— Start of Data lines —
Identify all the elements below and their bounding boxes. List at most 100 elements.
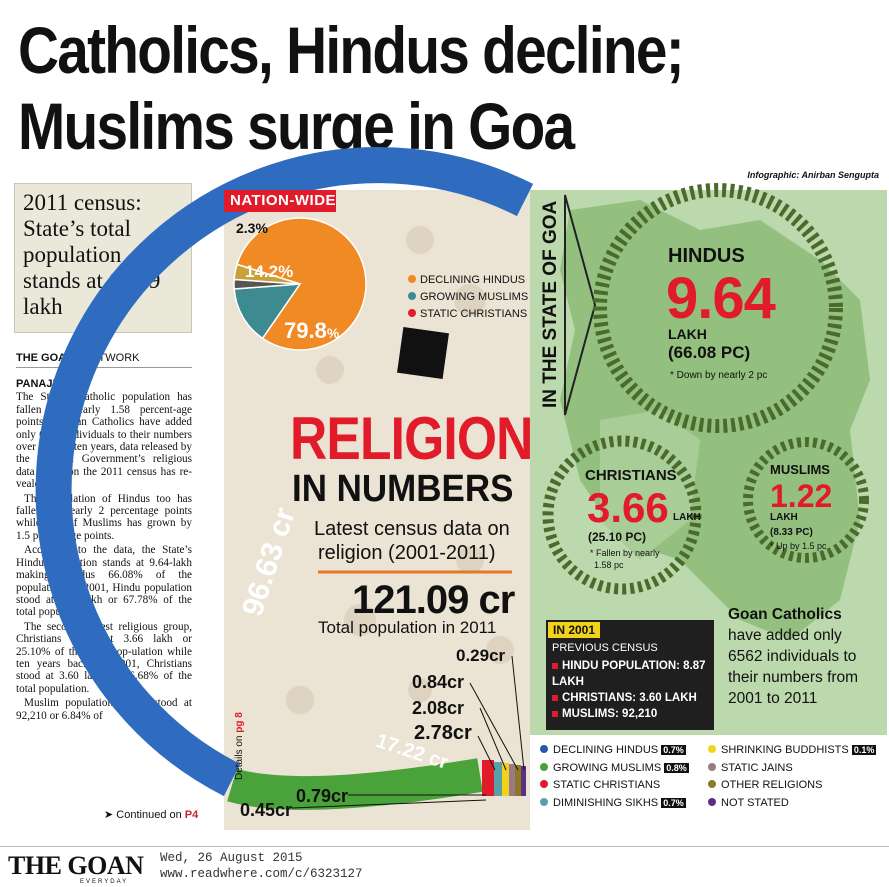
in2001-row: MUSLIMS: 92,210	[552, 706, 708, 722]
legend-row: STATIC CHRISTIANS	[540, 777, 710, 795]
legend-label: NOT STATED	[721, 796, 789, 809]
latest-census-text: Latest census data on	[314, 518, 510, 540]
in2001-prev: PREVIOUS CENSUS	[552, 642, 658, 654]
infographic-credit: Infographic: Anirban Sengupta	[747, 170, 879, 180]
headline-line2: Muslims surge in Goa	[18, 89, 575, 163]
headline: Catholics, Hindus decline; Muslims surge…	[18, 12, 758, 164]
continued-page: P4	[184, 809, 199, 821]
legend-row: SHRINKING BUDDHISTS 0.1%	[708, 742, 883, 760]
legend-dot-icon	[540, 745, 548, 753]
footer-url[interactable]: www.readwhere.com/c/6323127	[160, 867, 363, 881]
in2001-badge: IN 2001	[553, 623, 596, 637]
hindus-pc: (66.08 PC)	[668, 343, 751, 362]
newspaper-logo-sub: EVERYDAY	[80, 879, 129, 885]
legend-label: GROWING MUSLIMS	[553, 761, 662, 774]
legend-label: DECLINING HINDUS	[553, 744, 659, 756]
muslims-pc: (8.33 PC)	[770, 527, 813, 538]
continued-link[interactable]: ➤ Continued on P4	[104, 808, 198, 821]
legend-row: OTHER RELIGIONS	[708, 777, 883, 795]
legend-label: OTHER RELIGIONS	[721, 779, 823, 791]
legend-dot-icon	[708, 762, 716, 771]
nation-legend: DECLINING HINDUS GROWING MUSLIMS STATIC …	[408, 272, 528, 323]
continued-arrow-icon: ➤	[104, 809, 114, 821]
christians-value: 3.66	[587, 484, 669, 531]
legend-item: GROWING MUSLIMS	[408, 289, 528, 306]
christians-pc: (25.10 PC)	[588, 530, 647, 544]
nation-wide-tag: NATION-WIDE	[230, 192, 337, 209]
in2001-row: CHRISTIANS: 3.60 LAKH	[552, 690, 708, 706]
bullet-icon	[552, 663, 558, 669]
in2001-rows: HINDU POPULATION: 8.87 LAKH CHRISTIANS: …	[552, 658, 708, 722]
legend-dot-icon	[540, 780, 548, 788]
legend-dot-icon	[408, 292, 416, 300]
legend-label: STATIC JAINS	[721, 761, 793, 774]
infographic-graphics	[35, 147, 887, 830]
value-label: 2.78cr	[414, 722, 472, 744]
pie-label-muslim: 14.2%	[245, 262, 294, 281]
hindus-label: HINDUS	[668, 245, 745, 267]
pie-hindu-pct: %	[326, 325, 340, 341]
legend-row: NOT STATED	[708, 795, 883, 813]
network-paper: THE GOAN	[16, 352, 75, 364]
legend-dot-icon	[408, 275, 416, 283]
total-population: 121.09 cr	[352, 578, 515, 622]
legend-badge: 0.7%	[661, 745, 686, 755]
legend-badge: 0.1%	[851, 745, 877, 755]
pie-slice	[233, 283, 302, 340]
value-label: 0.79cr	[296, 786, 349, 806]
pie-slice	[236, 217, 367, 351]
legend-dot-icon	[540, 797, 548, 806]
pie-label-other: 2.3%	[236, 220, 268, 236]
legend-dot-icon	[708, 745, 716, 753]
details-label: Details on	[234, 735, 245, 780]
value-label: 2.08cr	[412, 698, 465, 718]
muslims-value: 1.22	[770, 478, 833, 514]
newspaper-logo: THE GOAN	[8, 851, 144, 880]
catholics-bold: Goan Catholics	[728, 606, 842, 623]
religion-years-text: religion (2001-2011)	[318, 542, 496, 564]
legend-label: DIMINISHING SIKHS	[553, 796, 659, 809]
legend-label: STATIC CHRISTIANS	[553, 779, 661, 791]
value-label: 0.84cr	[412, 672, 465, 692]
religion-title: RELIGION	[290, 405, 533, 472]
catholics-note: Goan Catholics have added only 6562 indi…	[728, 604, 878, 709]
legend-dot-icon	[708, 797, 716, 806]
in2001-row-text: MUSLIMS: 92,210	[562, 708, 658, 720]
details-link[interactable]: Details on pg 8	[234, 712, 245, 780]
legend-item: STATIC CHRISTIANS	[408, 306, 528, 323]
legend-dot-icon	[708, 780, 716, 788]
christians-note1: * Fallen by nearly	[590, 548, 660, 558]
christians-note2: 1.58 pc	[594, 560, 624, 570]
legend-row: GROWING MUSLIMS 0.8%	[540, 760, 710, 778]
article-dateline: PANAJI	[16, 378, 56, 390]
details-page: pg 8	[234, 712, 245, 733]
legend-badge: 0.8%	[664, 762, 689, 773]
pie-slice	[233, 263, 301, 285]
christians-unit: LAKH	[673, 512, 701, 523]
legend-item: DECLINING HINDUS	[408, 272, 528, 289]
religion-legend-right: SHRINKING BUDDHISTS 0.1% STATIC JAINS OT…	[708, 742, 883, 812]
legend-row: DECLINING HINDUS 0.7%	[540, 742, 710, 760]
pie-label-hindu: 79.8%	[284, 318, 339, 344]
headline-line1: Catholics, Hindus decline;	[18, 13, 685, 87]
goa-side-title: IN THE STATE OF GOA	[540, 200, 561, 408]
footer-date: Wed, 26 August 2015	[160, 851, 303, 865]
muslims-unit: LAKH	[770, 512, 798, 523]
hindus-note: * Down by nearly 2 pc	[670, 370, 768, 381]
continued-label: Continued on	[116, 809, 182, 821]
total-population-label: Total population in 2011	[318, 618, 497, 637]
legend-badge: 0.7%	[661, 797, 686, 808]
in2001-row-text: HINDU POPULATION: 8.87 LAKH	[552, 660, 706, 688]
bullet-icon	[552, 695, 558, 701]
nation-pie-chart	[233, 217, 367, 351]
religion-legend-left: DECLINING HINDUS 0.7% GROWING MUSLIMS 0.…	[540, 742, 710, 812]
catholics-rest: have added only 6562 individuals to thei…	[728, 627, 859, 707]
in2001-row-text: CHRISTIANS: 3.60 LAKH	[562, 692, 697, 704]
legend-label: SHRINKING BUDDHISTS	[721, 744, 849, 756]
legend-row: STATIC JAINS	[708, 760, 883, 778]
legend-label: GROWING MUSLIMS	[420, 291, 529, 303]
in2001-row: HINDU POPULATION: 8.87 LAKH	[552, 658, 708, 690]
bullet-icon	[552, 711, 558, 717]
legend-dot-icon	[408, 309, 416, 317]
christians-label: CHRISTIANS	[585, 467, 677, 484]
— End of Data lines —
§ **Set task**: Copy out the listing above word for word, line by line. Leave out the pictures.

§ **The result**:
Identify all the elements below and their bounding boxes. List at most 100 elements.
in2001-row: MUSLIMS: 92,210	[552, 706, 708, 722]
legend-row: STATIC CHRISTIANS	[540, 777, 710, 795]
legend-label: NOT STATED	[721, 796, 789, 809]
latest-census-text: Latest census data on	[314, 518, 510, 540]
in2001-prev: PREVIOUS CENSUS	[552, 642, 658, 654]
infographic-credit: Infographic: Anirban Sengupta	[747, 170, 879, 180]
headline-line2: Muslims surge in Goa	[18, 89, 575, 163]
headline: Catholics, Hindus decline; Muslims surge…	[18, 12, 758, 164]
continued-page: P4	[184, 809, 199, 821]
legend-row: SHRINKING BUDDHISTS 0.1%	[708, 742, 883, 760]
legend-dot-icon	[540, 745, 548, 753]
footer-url[interactable]: www.readwhere.com/c/6323127	[160, 867, 363, 881]
in2001-badge: IN 2001	[553, 623, 596, 637]
hindus-pc: (66.08 PC)	[668, 343, 751, 362]
newspaper-logo-sub: EVERYDAY	[80, 879, 129, 885]
legend-label: GROWING MUSLIMS	[553, 761, 662, 774]
legend-label: DECLINING HINDUS	[553, 744, 659, 756]
muslims-pc: (8.33 PC)	[770, 527, 813, 538]
continued-link[interactable]: ➤ Continued on P4	[104, 808, 198, 821]
legend-row: OTHER RELIGIONS	[708, 777, 883, 795]
legend-label: OTHER RELIGIONS	[721, 779, 823, 791]
legend-dot-icon	[708, 762, 716, 771]
nation-legend: DECLINING HINDUS GROWING MUSLIMS STATIC …	[408, 272, 528, 323]
continued-arrow-icon: ➤	[104, 809, 114, 821]
christians-value: 3.66	[587, 484, 669, 531]
legend-item: GROWING MUSLIMS	[408, 289, 528, 306]
christians-pc: (25.10 PC)	[588, 530, 647, 544]
nation-wide-tag: NATION-WIDE	[230, 192, 337, 209]
in2001-row: CHRISTIANS: 3.60 LAKH	[552, 690, 708, 706]
bullet-icon	[552, 663, 558, 669]
in2001-rows: HINDU POPULATION: 8.87 LAKH CHRISTIANS: …	[552, 658, 708, 722]
legend-dot-icon	[540, 780, 548, 788]
legend-dot-icon	[408, 292, 416, 300]
legend-label: STATIC JAINS	[721, 761, 793, 774]
infographic-graphics	[35, 147, 887, 830]
value-label: 2.78cr	[414, 722, 472, 744]
pie-label-muslim: 14.2%	[245, 262, 294, 281]
hindus-label: HINDUS	[668, 245, 745, 267]
pie-hindu-pct: %	[326, 325, 340, 341]
legend-row: NOT STATED	[708, 795, 883, 813]
network-paper: THE GOAN	[16, 352, 75, 364]
legend-dot-icon	[408, 275, 416, 283]
total-population: 121.09 cr	[352, 578, 515, 622]
legend-badge: 0.7%	[661, 745, 686, 755]
legend-badge: 0.1%	[851, 745, 877, 755]
pie-slice	[233, 283, 302, 340]
value-label: 0.79cr	[296, 786, 349, 806]
pie-slice	[236, 217, 367, 351]
legend-dot-icon	[540, 797, 548, 806]
pie-label-other: 2.3%	[236, 220, 268, 236]
legend-dot-icon	[708, 745, 716, 753]
details-label: Details on	[234, 735, 245, 780]
value-label: 2.08cr	[412, 698, 465, 718]
muslims-value: 1.22	[770, 478, 833, 514]
newspaper-logo: THE GOAN	[8, 851, 144, 880]
catholics-bold: Goan Catholics	[728, 606, 842, 623]
religion-years-text: religion (2001-2011)	[318, 542, 496, 564]
legend-label: DIMINISHING SIKHS	[553, 796, 659, 809]
legend-label: STATIC CHRISTIANS	[553, 779, 661, 791]
value-label: 0.84cr	[412, 672, 465, 692]
religion-title: RELIGION	[290, 405, 533, 472]
catholics-note: Goan Catholics have added only 6562 indi…	[728, 604, 878, 709]
legend-dot-icon	[708, 797, 716, 806]
in2001-row-text: MUSLIMS: 92,210	[562, 708, 658, 720]
details-link[interactable]: Details on pg 8	[234, 712, 245, 780]
legend-item: STATIC CHRISTIANS	[408, 306, 528, 323]
legend-dot-icon	[708, 780, 716, 788]
christians-note1: * Fallen by nearly	[590, 548, 660, 558]
christians-note2: 1.58 pc	[594, 560, 624, 570]
legend-row: GROWING MUSLIMS 0.8%	[540, 760, 710, 778]
article-dateline: PANAJI	[16, 378, 56, 390]
details-page: pg 8	[234, 712, 245, 733]
legend-badge: 0.8%	[664, 762, 689, 773]
pie-slice	[233, 263, 301, 285]
christians-unit: LAKH	[673, 512, 701, 523]
legend-item: DECLINING HINDUS	[408, 272, 528, 289]
religion-legend-right: SHRINKING BUDDHISTS 0.1% STATIC JAINS OT…	[708, 742, 883, 812]
legend-row: DECLINING HINDUS 0.7%	[540, 742, 710, 760]
pie-label-hindu: 79.8%	[284, 318, 339, 344]
headline-line1: Catholics, Hindus decline;	[18, 13, 685, 87]
goa-side-title: IN THE STATE OF GOA	[540, 200, 561, 408]
footer-date: Wed, 26 August 2015	[160, 851, 303, 865]
muslims-unit: LAKH	[770, 512, 798, 523]
hindus-note: * Down by nearly 2 pc	[670, 370, 768, 381]
continued-label: Continued on	[116, 809, 182, 821]
total-population-label: Total population in 2011	[318, 618, 497, 637]
legend-badge: 0.7%	[661, 797, 686, 808]
in2001-row-text: HINDU POPULATION: 8.87 LAKH	[552, 660, 706, 688]
bullet-icon	[552, 695, 558, 701]
nation-pie-chart	[233, 217, 367, 351]
religion-legend-left: DECLINING HINDUS 0.7% GROWING MUSLIMS 0.…	[540, 742, 710, 812]
catholics-rest: have added only 6562 individuals to thei…	[728, 627, 859, 707]
in2001-row-text: CHRISTIANS: 3.60 LAKH	[562, 692, 697, 704]
legend-label: SHRINKING BUDDHISTS	[721, 744, 849, 756]
legend-row: STATIC JAINS	[708, 760, 883, 778]
legend-label: GROWING MUSLIMS	[420, 291, 529, 303]
in2001-row: HINDU POPULATION: 8.87 LAKH	[552, 658, 708, 690]
bullet-icon	[552, 711, 558, 717]
legend-dot-icon	[408, 309, 416, 317]
christians-label: CHRISTIANS	[585, 467, 677, 484]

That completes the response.